>>
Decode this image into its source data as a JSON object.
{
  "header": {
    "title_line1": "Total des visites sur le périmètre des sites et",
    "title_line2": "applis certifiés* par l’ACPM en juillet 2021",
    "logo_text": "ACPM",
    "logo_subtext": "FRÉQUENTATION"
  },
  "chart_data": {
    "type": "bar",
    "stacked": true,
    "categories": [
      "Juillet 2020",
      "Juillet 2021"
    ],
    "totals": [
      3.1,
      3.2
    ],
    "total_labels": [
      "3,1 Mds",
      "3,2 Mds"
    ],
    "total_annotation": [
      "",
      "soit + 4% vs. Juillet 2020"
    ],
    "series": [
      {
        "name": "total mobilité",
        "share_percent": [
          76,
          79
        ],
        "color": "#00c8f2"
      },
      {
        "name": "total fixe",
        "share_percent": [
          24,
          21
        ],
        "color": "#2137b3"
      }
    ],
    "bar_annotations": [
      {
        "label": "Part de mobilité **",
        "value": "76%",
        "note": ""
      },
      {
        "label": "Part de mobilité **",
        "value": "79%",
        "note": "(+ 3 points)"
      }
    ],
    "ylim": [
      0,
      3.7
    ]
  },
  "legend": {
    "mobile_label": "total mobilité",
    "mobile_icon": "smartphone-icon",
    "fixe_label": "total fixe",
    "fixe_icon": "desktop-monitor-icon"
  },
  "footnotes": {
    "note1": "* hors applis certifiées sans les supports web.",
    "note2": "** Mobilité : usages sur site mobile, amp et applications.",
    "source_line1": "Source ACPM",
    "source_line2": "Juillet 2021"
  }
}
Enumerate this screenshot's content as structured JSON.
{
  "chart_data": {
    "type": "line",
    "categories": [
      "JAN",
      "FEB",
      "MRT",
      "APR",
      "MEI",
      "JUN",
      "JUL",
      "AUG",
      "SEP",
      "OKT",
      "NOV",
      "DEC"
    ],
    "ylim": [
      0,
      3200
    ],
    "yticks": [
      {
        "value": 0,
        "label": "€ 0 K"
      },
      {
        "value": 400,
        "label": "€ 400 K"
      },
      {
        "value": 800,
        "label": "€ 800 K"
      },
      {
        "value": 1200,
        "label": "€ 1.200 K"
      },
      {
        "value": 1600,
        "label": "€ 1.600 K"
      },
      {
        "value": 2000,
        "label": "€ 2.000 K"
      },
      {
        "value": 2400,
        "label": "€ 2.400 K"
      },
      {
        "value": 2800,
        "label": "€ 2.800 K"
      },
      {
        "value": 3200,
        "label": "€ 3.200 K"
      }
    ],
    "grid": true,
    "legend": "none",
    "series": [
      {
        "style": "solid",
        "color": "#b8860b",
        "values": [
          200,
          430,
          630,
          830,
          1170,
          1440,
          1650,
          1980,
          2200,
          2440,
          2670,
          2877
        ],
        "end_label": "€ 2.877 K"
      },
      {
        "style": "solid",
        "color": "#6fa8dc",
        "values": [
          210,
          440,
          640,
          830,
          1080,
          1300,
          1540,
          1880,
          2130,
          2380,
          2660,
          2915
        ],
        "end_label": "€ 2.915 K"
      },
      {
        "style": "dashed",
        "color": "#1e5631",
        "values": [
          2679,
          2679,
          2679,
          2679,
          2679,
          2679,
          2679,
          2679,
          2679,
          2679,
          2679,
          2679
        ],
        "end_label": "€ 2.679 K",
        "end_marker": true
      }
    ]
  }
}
<<
• _Stated exercise_
Write the material out again in its entirety, exactly as shown.

• _Task answer_
Decode this image into its source data as a JSON object.
{
  "header": {
    "title_line1": "Total des visites sur le périmètre des sites et",
    "title_line2": "applis certifiés* par l’ACPM en juillet 2021",
    "logo_text": "ACPM",
    "logo_subtext": "FRÉQUENTATION"
  },
  "chart_data": {
    "type": "bar",
    "stacked": true,
    "categories": [
      "Juillet 2020",
      "Juillet 2021"
    ],
    "totals": [
      3.1,
      3.2
    ],
    "total_labels": [
      "3,1 Mds",
      "3,2 Mds"
    ],
    "total_annotation": [
      "",
      "soit + 4% vs. Juillet 2020"
    ],
    "series": [
      {
        "name": "total mobilité",
        "share_percent": [
          76,
          79
        ],
        "color": "#00c8f2"
      },
      {
        "name": "total fixe",
        "share_percent": [
          24,
          21
        ],
        "color": "#2137b3"
      }
    ],
    "bar_annotations": [
      {
        "label": "Part de mobilité **",
        "value": "76%",
        "note": ""
      },
      {
        "label": "Part de mobilité **",
        "value": "79%",
        "note": "(+ 3 points)"
      }
    ],
    "ylim": [
      0,
      3.7
    ]
  },
  "legend": {
    "mobile_label": "total mobilité",
    "mobile_icon": "smartphone-icon",
    "fixe_label": "total fixe",
    "fixe_icon": "desktop-monitor-icon"
  },
  "footnotes": {
    "note1": "* hors applis certifiées sans les supports web.",
    "note2": "** Mobilité : usages sur site mobile, amp et applications.",
    "source_line1": "Source ACPM",
    "source_line2": "Juillet 2021"
  }
}
Enumerate this screenshot's content as structured JSON.
{
  "chart_data": {
    "type": "line",
    "categories": [
      "JAN",
      "FEB",
      "MRT",
      "APR",
      "MEI",
      "JUN",
      "JUL",
      "AUG",
      "SEP",
      "OKT",
      "NOV",
      "DEC"
    ],
    "ylim": [
      0,
      3200
    ],
    "yticks": [
      {
        "value": 0,
        "label": "€ 0 K"
      },
      {
        "value": 400,
        "label": "€ 400 K"
      },
      {
        "value": 800,
        "label": "€ 800 K"
      },
      {
        "value": 1200,
        "label": "€ 1.200 K"
      },
      {
        "value": 1600,
        "label": "€ 1.600 K"
      },
      {
        "value": 2000,
        "label": "€ 2.000 K"
      },
      {
        "value": 2400,
        "label": "€ 2.400 K"
      },
      {
        "value": 2800,
        "label": "€ 2.800 K"
      },
      {
        "value": 3200,
        "label": "€ 3.200 K"
      }
    ],
    "grid": true,
    "legend": "none",
    "series": [
      {
        "style": "solid",
        "color": "#b8860b",
        "values": [
          200,
          430,
          630,
          830,
          1170,
          1440,
          1650,
          1980,
          2200,
          2440,
          2670,
          2877
        ],
        "end_label": "€ 2.877 K"
      },
      {
        "style": "solid",
        "color": "#6fa8dc",
        "values": [
          210,
          440,
          640,
          830,
          1080,
          1300,
          1540,
          1880,
          2130,
          2380,
          2660,
          2915
        ],
        "end_label": "€ 2.915 K"
      },
      {
        "style": "dashed",
        "color": "#1e5631",
        "values": [
          2679,
          2679,
          2679,
          2679,
          2679,
          2679,
          2679,
          2679,
          2679,
          2679,
          2679,
          2679
        ],
        "end_label": "€ 2.679 K",
        "end_marker": true
      }
    ]
  }
}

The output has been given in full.